▶ DIRECTIVE
Repeat the entries that follow verbatim, without any of their pictures.

########################################

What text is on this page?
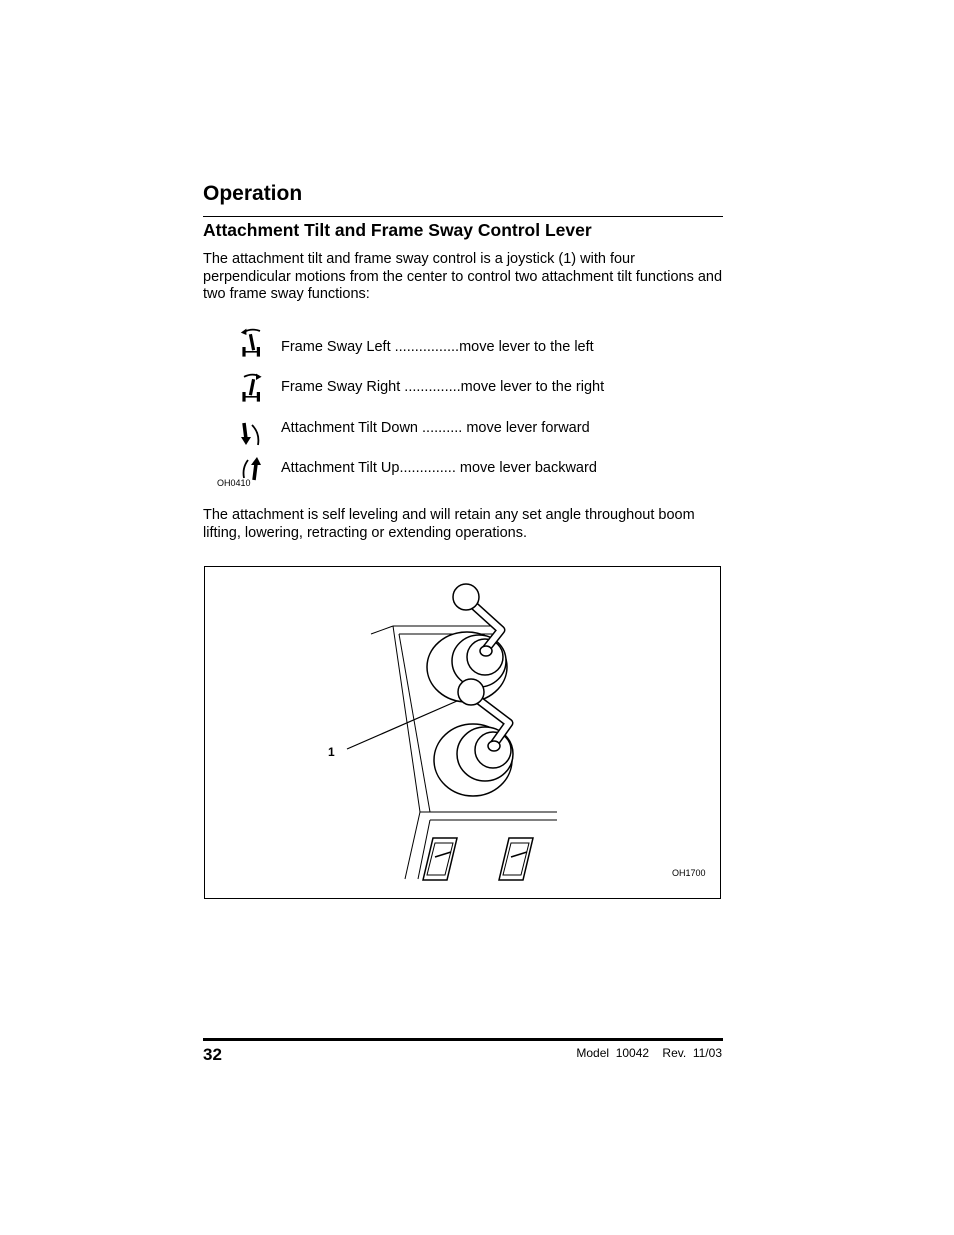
Operation
Attachment Tilt and Frame Sway Control Lever

The attachment tilt and frame sway control is a joystick (1) with four perpendicular motions from the center to control two attachment tilt functions and two frame sway functions:

Frame Sway Left ................move lever to the left
Frame Sway Right ..............move lever to the right
Attachment Tilt Down .......... move lever forward
Attachment Tilt Up.............. move lever backward
OH0410

The attachment is self leveling and will retain any set angle throughout boom lifting, lowering, retracting or extending operations.

1
OH1700
32	Model  10042    Rev.  11/03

########################################

▶ RESPONSE FOR THIS EXERCISE
What text is on this page?
Operation
Attachment Tilt and Frame Sway Control Lever

The attachment tilt and frame sway control is a joystick (1) with four perpendicular motions from the center to control two attachment tilt functions and two frame sway functions:

Frame Sway Left ................move lever to the left
Frame Sway Right ..............move lever to the right
Attachment Tilt Down .......... move lever forward
Attachment Tilt Up.............. move lever backward
OH0410

The attachment is self leveling and will retain any set angle throughout boom lifting, lowering, retracting or extending operations.

1
OH1700
32	Model  10042    Rev.  11/03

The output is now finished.